• DATASET RECORDS:

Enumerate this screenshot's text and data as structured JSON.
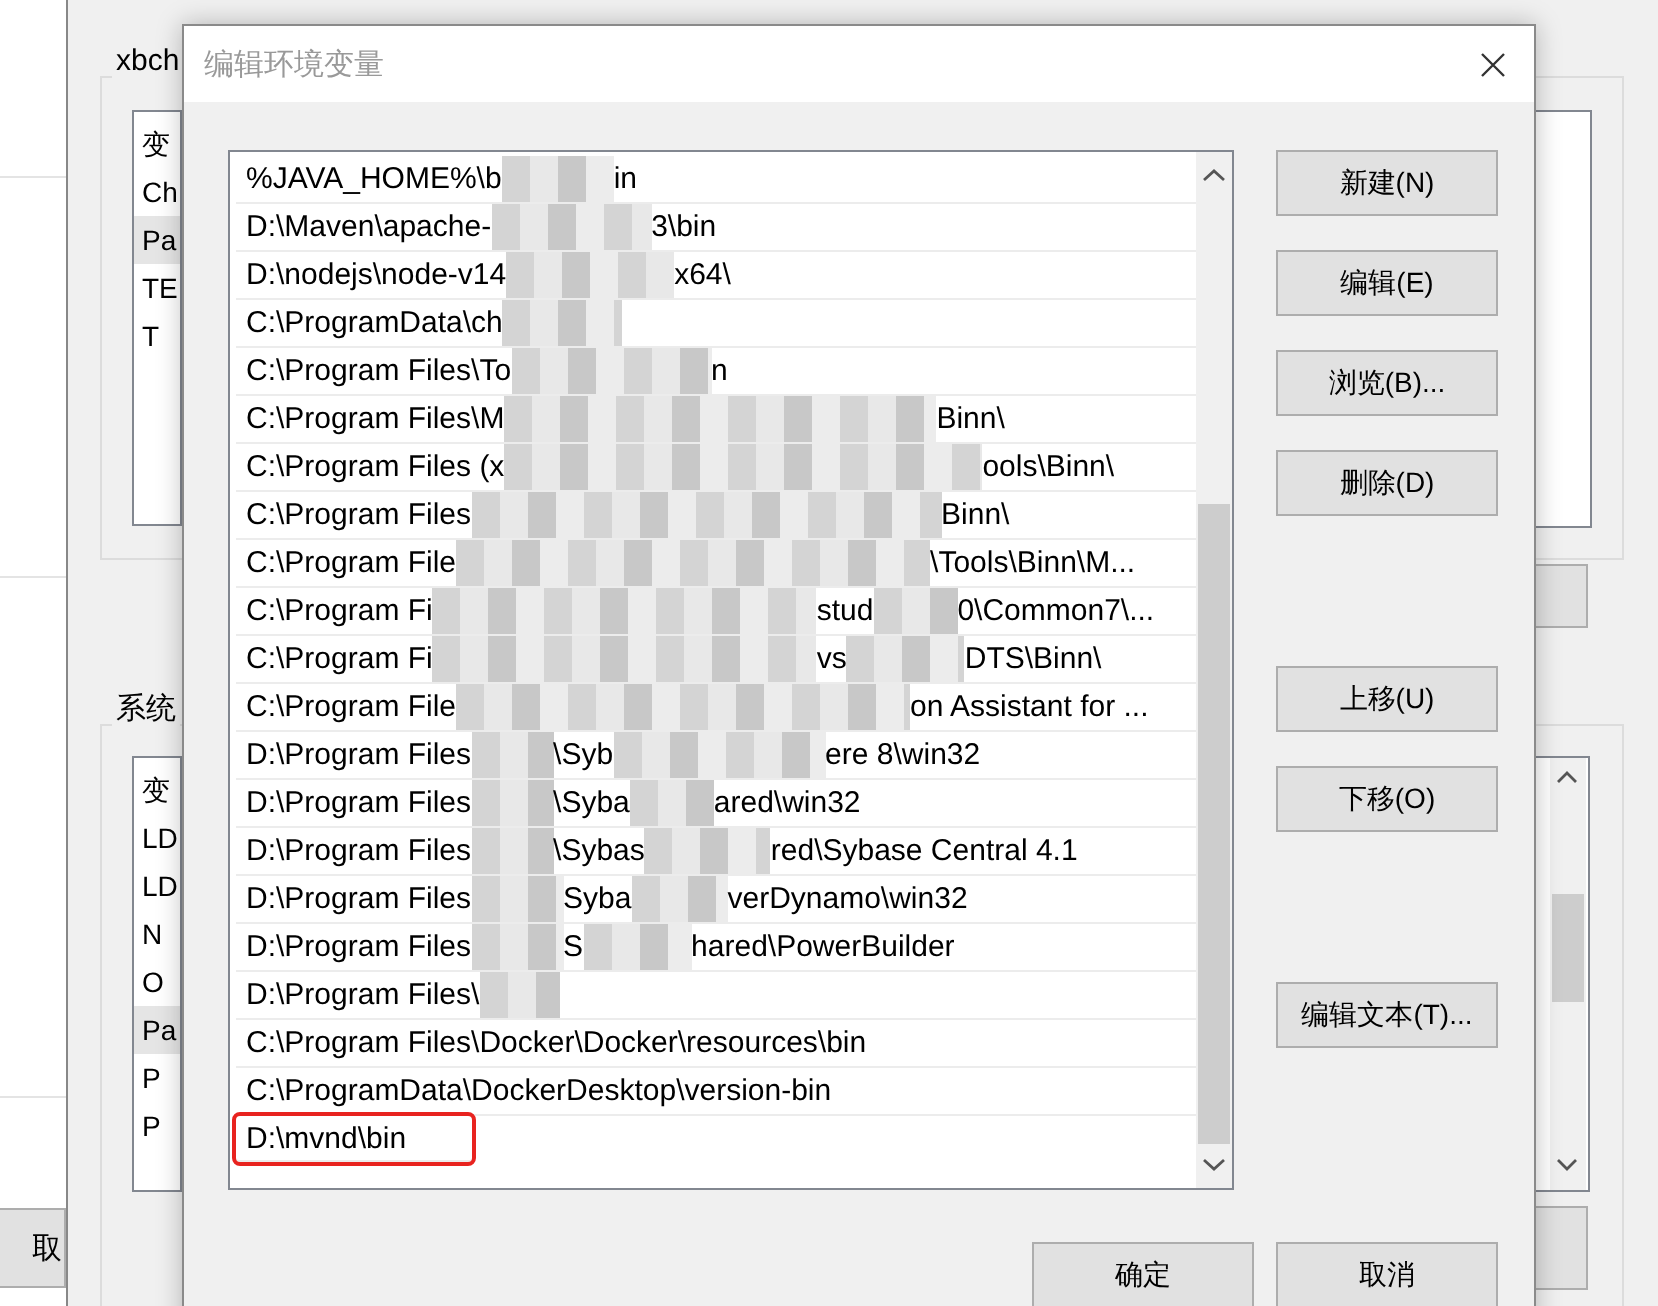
{
  "far_window": {
    "button": "取"
  },
  "background_window": {
    "user_group_label": "xbch",
    "user_variables": [
      {
        "name": "变",
        "selected": false
      },
      {
        "name": "Ch",
        "selected": false
      },
      {
        "name": "Pa",
        "selected": true
      },
      {
        "name": "TE",
        "selected": false
      },
      {
        "name": "T",
        "selected": false
      }
    ],
    "system_group_label": "系统",
    "system_variables": [
      {
        "name": "变",
        "selected": false
      },
      {
        "name": "LD",
        "selected": false
      },
      {
        "name": "LD",
        "selected": false
      },
      {
        "name": "N",
        "selected": false
      },
      {
        "name": "O",
        "selected": false
      },
      {
        "name": "Pa",
        "selected": true
      },
      {
        "name": "P",
        "selected": false
      },
      {
        "name": "P",
        "selected": false
      }
    ]
  },
  "dialog": {
    "title": "编辑环境变量",
    "entries": [
      {
        "parts": [
          "%JAVA_HOME%\\b",
          "in"
        ],
        "annotated": false
      },
      {
        "parts": [
          "D:\\Maven\\apache-",
          "3\\bin"
        ],
        "annotated": false
      },
      {
        "parts": [
          "D:\\nodejs\\node-v14",
          "x64\\"
        ],
        "annotated": false
      },
      {
        "parts": [
          "C:\\ProgramData\\ch"
        ],
        "annotated": false
      },
      {
        "parts": [
          "C:\\Program Files\\To",
          "n"
        ],
        "annotated": false
      },
      {
        "parts": [
          "C:\\Program Files\\M",
          "Binn\\"
        ],
        "annotated": false
      },
      {
        "parts": [
          "C:\\Program Files (x",
          "ools\\Binn\\"
        ],
        "annotated": false
      },
      {
        "parts": [
          "C:\\Program Files",
          "Binn\\"
        ],
        "annotated": false
      },
      {
        "parts": [
          "C:\\Program File",
          "\\Tools\\Binn\\M..."
        ],
        "annotated": false
      },
      {
        "parts": [
          "C:\\Program Fi",
          "stud",
          "0\\Common7\\..."
        ],
        "annotated": false
      },
      {
        "parts": [
          "C:\\Program Fi",
          "vs",
          "DTS\\Binn\\"
        ],
        "annotated": false
      },
      {
        "parts": [
          "C:\\Program File",
          "on Assistant for ..."
        ],
        "annotated": false
      },
      {
        "parts": [
          "D:\\Program Files",
          "\\Syb",
          "ere 8\\win32"
        ],
        "annotated": false
      },
      {
        "parts": [
          "D:\\Program Files",
          "\\Syba",
          "ared\\win32"
        ],
        "annotated": false
      },
      {
        "parts": [
          "D:\\Program Files",
          "\\Sybas",
          "red\\Sybase Central 4.1"
        ],
        "annotated": false
      },
      {
        "parts": [
          "D:\\Program Files",
          "Syba",
          "verDynamo\\win32"
        ],
        "annotated": false
      },
      {
        "parts": [
          "D:\\Program Files",
          "S",
          "hared\\PowerBuilder"
        ],
        "annotated": false
      },
      {
        "parts": [
          "D:\\Program Files\\"
        ],
        "annotated": false
      },
      {
        "parts": [
          "C:\\Program Files\\Docker\\Docker\\resources\\bin"
        ],
        "annotated": false
      },
      {
        "parts": [
          "C:\\ProgramData\\DockerDesktop\\version-bin"
        ],
        "annotated": false
      },
      {
        "parts": [
          "D:\\mvnd\\bin"
        ],
        "annotated": true
      }
    ],
    "side_buttons": [
      {
        "label": "新建(N)",
        "kind": "button"
      },
      {
        "label": "编辑(E)",
        "kind": "button"
      },
      {
        "label": "浏览(B)...",
        "kind": "button"
      },
      {
        "label": "删除(D)",
        "kind": "button"
      },
      {
        "kind": "spacer"
      },
      {
        "label": "上移(U)",
        "kind": "button"
      },
      {
        "label": "下移(O)",
        "kind": "button"
      },
      {
        "kind": "spacer"
      },
      {
        "label": "编辑文本(T)...",
        "kind": "button"
      }
    ],
    "ok_button": "确定",
    "cancel_button": "取消"
  }
}
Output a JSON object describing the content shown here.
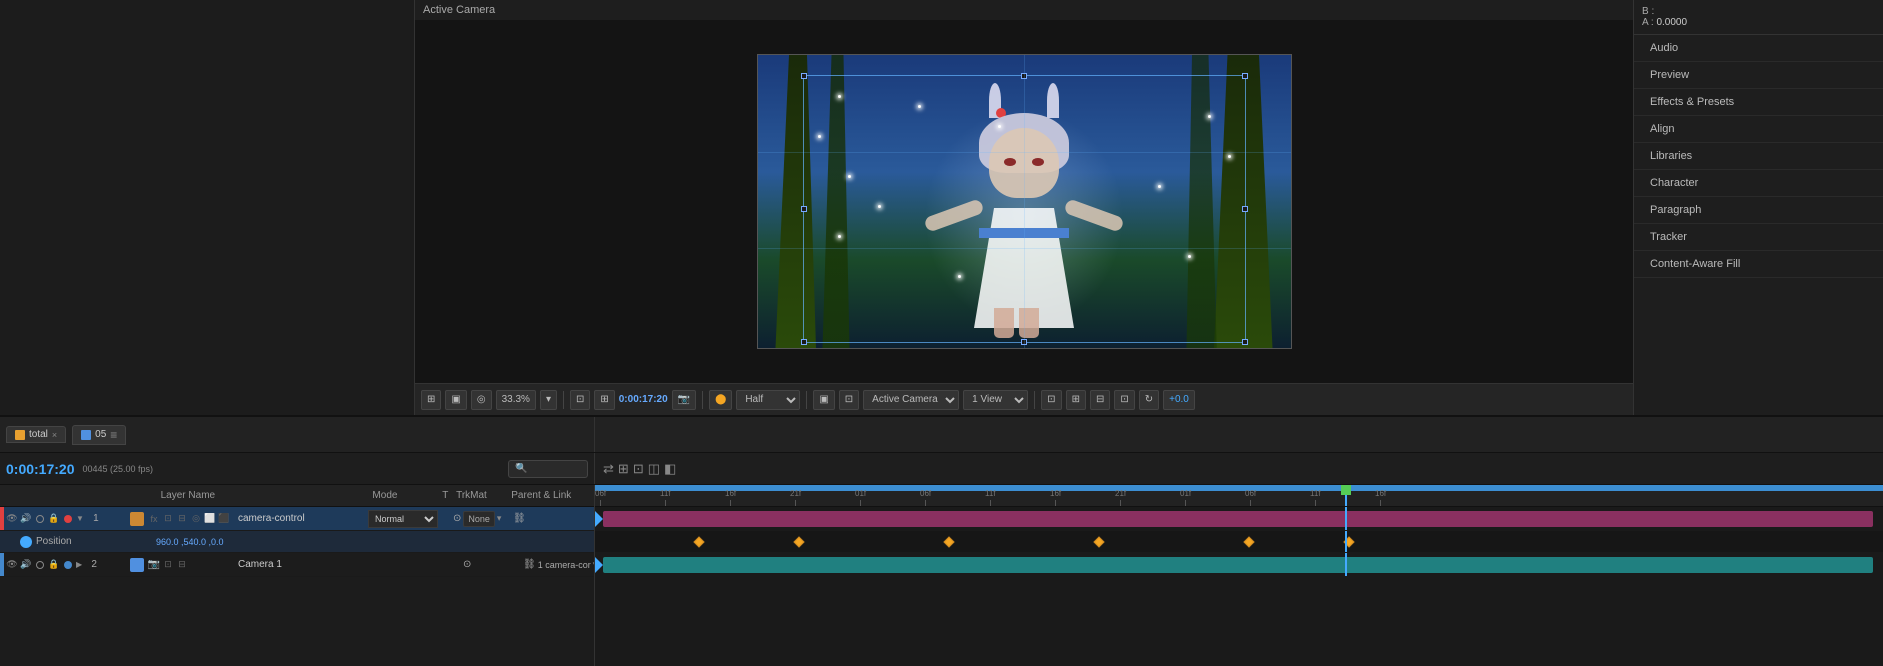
{
  "viewer": {
    "label": "Active Camera",
    "time": "0:00:17:20",
    "zoom": "33.3%",
    "resolution": "Half",
    "view": "1 View",
    "camera": "Active Camera",
    "offset": "+0.0"
  },
  "rightPanel": {
    "b_label": "B :",
    "b_value": "",
    "a_label": "A :",
    "a_value": "0.0000",
    "menu_items": [
      {
        "id": "audio",
        "label": "Audio"
      },
      {
        "id": "preview",
        "label": "Preview"
      },
      {
        "id": "effects_presets",
        "label": "Effects & Presets"
      },
      {
        "id": "align",
        "label": "Align"
      },
      {
        "id": "libraries",
        "label": "Libraries"
      },
      {
        "id": "character",
        "label": "Character"
      },
      {
        "id": "paragraph",
        "label": "Paragraph"
      },
      {
        "id": "tracker",
        "label": "Tracker"
      },
      {
        "id": "content_aware",
        "label": "Content-Aware Fill"
      }
    ]
  },
  "timeline": {
    "comp_tab": "total",
    "comp_tab2": "05",
    "time_display": "0:00:17:20",
    "fps": "00445 (25.00 fps)",
    "columns": {
      "layer_name": "Layer Name",
      "mode": "Mode",
      "t": "T",
      "trkmat": "TrkMat",
      "parent_link": "Parent & Link"
    },
    "layers": [
      {
        "id": 1,
        "color": "#e04040",
        "name": "camera-control",
        "mode": "Normal",
        "trkmat": "None",
        "parent": "",
        "has_sublayer": true,
        "sublayer_name": "Position",
        "sublayer_value": "960.0 ,540.0 ,0.0"
      },
      {
        "id": 2,
        "color": "#4488cc",
        "name": "Camera 1",
        "mode": "",
        "trkmat": "1 camera-cor",
        "parent": ""
      }
    ],
    "ruler_ticks": [
      {
        "label": "06f",
        "pos": 0
      },
      {
        "label": "11f",
        "pos": 65
      },
      {
        "label": "16f",
        "pos": 130
      },
      {
        "label": "21f",
        "pos": 195
      },
      {
        "label": "01f",
        "pos": 260
      },
      {
        "label": "06f",
        "pos": 325
      },
      {
        "label": "11f",
        "pos": 390
      },
      {
        "label": "16f",
        "pos": 455
      },
      {
        "label": "21f",
        "pos": 520
      },
      {
        "label": "01f",
        "pos": 585
      },
      {
        "label": "06f",
        "pos": 650
      },
      {
        "label": "11f",
        "pos": 715
      },
      {
        "label": "16f",
        "pos": 780
      }
    ]
  }
}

• WORK INSTRUCTIONS:
Please transcribe the material above exactly as written. Leave the pictures out.

• WRITTEN ANSWER:
Enumerate this screenshot's text and data as structured JSON.
{
  "far_window": {
    "button": "取"
  },
  "background_window": {
    "user_group_label": "xbch",
    "user_variables": [
      {
        "name": "变",
        "selected": false
      },
      {
        "name": "Ch",
        "selected": false
      },
      {
        "name": "Pa",
        "selected": true
      },
      {
        "name": "TE",
        "selected": false
      },
      {
        "name": "T",
        "selected": false
      }
    ],
    "system_group_label": "系统",
    "system_variables": [
      {
        "name": "变",
        "selected": false
      },
      {
        "name": "LD",
        "selected": false
      },
      {
        "name": "LD",
        "selected": false
      },
      {
        "name": "N",
        "selected": false
      },
      {
        "name": "O",
        "selected": false
      },
      {
        "name": "Pa",
        "selected": true
      },
      {
        "name": "P",
        "selected": false
      },
      {
        "name": "P",
        "selected": false
      }
    ]
  },
  "dialog": {
    "title": "编辑环境变量",
    "entries": [
      {
        "parts": [
          "%JAVA_HOME%\\b",
          "in"
        ],
        "annotated": false
      },
      {
        "parts": [
          "D:\\Maven\\apache-",
          "3\\bin"
        ],
        "annotated": false
      },
      {
        "parts": [
          "D:\\nodejs\\node-v14",
          "x64\\"
        ],
        "annotated": false
      },
      {
        "parts": [
          "C:\\ProgramData\\ch"
        ],
        "annotated": false
      },
      {
        "parts": [
          "C:\\Program Files\\To",
          "n"
        ],
        "annotated": false
      },
      {
        "parts": [
          "C:\\Program Files\\M",
          "Binn\\"
        ],
        "annotated": false
      },
      {
        "parts": [
          "C:\\Program Files (x",
          "ools\\Binn\\"
        ],
        "annotated": false
      },
      {
        "parts": [
          "C:\\Program Files",
          "Binn\\"
        ],
        "annotated": false
      },
      {
        "parts": [
          "C:\\Program File",
          "\\Tools\\Binn\\M..."
        ],
        "annotated": false
      },
      {
        "parts": [
          "C:\\Program Fi",
          "stud",
          "0\\Common7\\..."
        ],
        "annotated": false
      },
      {
        "parts": [
          "C:\\Program Fi",
          "vs",
          "DTS\\Binn\\"
        ],
        "annotated": false
      },
      {
        "parts": [
          "C:\\Program File",
          "on Assistant for ..."
        ],
        "annotated": false
      },
      {
        "parts": [
          "D:\\Program Files",
          "\\Syb",
          "ere 8\\win32"
        ],
        "annotated": false
      },
      {
        "parts": [
          "D:\\Program Files",
          "\\Syba",
          "ared\\win32"
        ],
        "annotated": false
      },
      {
        "parts": [
          "D:\\Program Files",
          "\\Sybas",
          "red\\Sybase Central 4.1"
        ],
        "annotated": false
      },
      {
        "parts": [
          "D:\\Program Files",
          "Syba",
          "verDynamo\\win32"
        ],
        "annotated": false
      },
      {
        "parts": [
          "D:\\Program Files",
          "S",
          "hared\\PowerBuilder"
        ],
        "annotated": false
      },
      {
        "parts": [
          "D:\\Program Files\\"
        ],
        "annotated": false
      },
      {
        "parts": [
          "C:\\Program Files\\Docker\\Docker\\resources\\bin"
        ],
        "annotated": false
      },
      {
        "parts": [
          "C:\\ProgramData\\DockerDesktop\\version-bin"
        ],
        "annotated": false
      },
      {
        "parts": [
          "D:\\mvnd\\bin"
        ],
        "annotated": true
      }
    ],
    "side_buttons": [
      {
        "label": "新建(N)",
        "kind": "button"
      },
      {
        "label": "编辑(E)",
        "kind": "button"
      },
      {
        "label": "浏览(B)...",
        "kind": "button"
      },
      {
        "label": "删除(D)",
        "kind": "button"
      },
      {
        "kind": "spacer"
      },
      {
        "label": "上移(U)",
        "kind": "button"
      },
      {
        "label": "下移(O)",
        "kind": "button"
      },
      {
        "kind": "spacer"
      },
      {
        "label": "编辑文本(T)...",
        "kind": "button"
      }
    ],
    "ok_button": "确定",
    "cancel_button": "取消"
  }
}
Output a JSON object describing the content shown here.
{
  "viewer": {
    "label": "Active Camera",
    "time": "0:00:17:20",
    "zoom": "33.3%",
    "resolution": "Half",
    "view": "1 View",
    "camera": "Active Camera",
    "offset": "+0.0"
  },
  "rightPanel": {
    "b_label": "B :",
    "b_value": "",
    "a_label": "A :",
    "a_value": "0.0000",
    "menu_items": [
      {
        "id": "audio",
        "label": "Audio"
      },
      {
        "id": "preview",
        "label": "Preview"
      },
      {
        "id": "effects_presets",
        "label": "Effects & Presets"
      },
      {
        "id": "align",
        "label": "Align"
      },
      {
        "id": "libraries",
        "label": "Libraries"
      },
      {
        "id": "character",
        "label": "Character"
      },
      {
        "id": "paragraph",
        "label": "Paragraph"
      },
      {
        "id": "tracker",
        "label": "Tracker"
      },
      {
        "id": "content_aware",
        "label": "Content-Aware Fill"
      }
    ]
  },
  "timeline": {
    "comp_tab": "total",
    "comp_tab2": "05",
    "time_display": "0:00:17:20",
    "fps": "00445 (25.00 fps)",
    "columns": {
      "layer_name": "Layer Name",
      "mode": "Mode",
      "t": "T",
      "trkmat": "TrkMat",
      "parent_link": "Parent & Link"
    },
    "layers": [
      {
        "id": 1,
        "color": "#e04040",
        "name": "camera-control",
        "mode": "Normal",
        "trkmat": "None",
        "parent": "",
        "has_sublayer": true,
        "sublayer_name": "Position",
        "sublayer_value": "960.0 ,540.0 ,0.0"
      },
      {
        "id": 2,
        "color": "#4488cc",
        "name": "Camera 1",
        "mode": "",
        "trkmat": "1 camera-cor",
        "parent": ""
      }
    ],
    "ruler_ticks": [
      {
        "label": "06f",
        "pos": 0
      },
      {
        "label": "11f",
        "pos": 65
      },
      {
        "label": "16f",
        "pos": 130
      },
      {
        "label": "21f",
        "pos": 195
      },
      {
        "label": "01f",
        "pos": 260
      },
      {
        "label": "06f",
        "pos": 325
      },
      {
        "label": "11f",
        "pos": 390
      },
      {
        "label": "16f",
        "pos": 455
      },
      {
        "label": "21f",
        "pos": 520
      },
      {
        "label": "01f",
        "pos": 585
      },
      {
        "label": "06f",
        "pos": 650
      },
      {
        "label": "11f",
        "pos": 715
      },
      {
        "label": "16f",
        "pos": 780
      }
    ]
  }
}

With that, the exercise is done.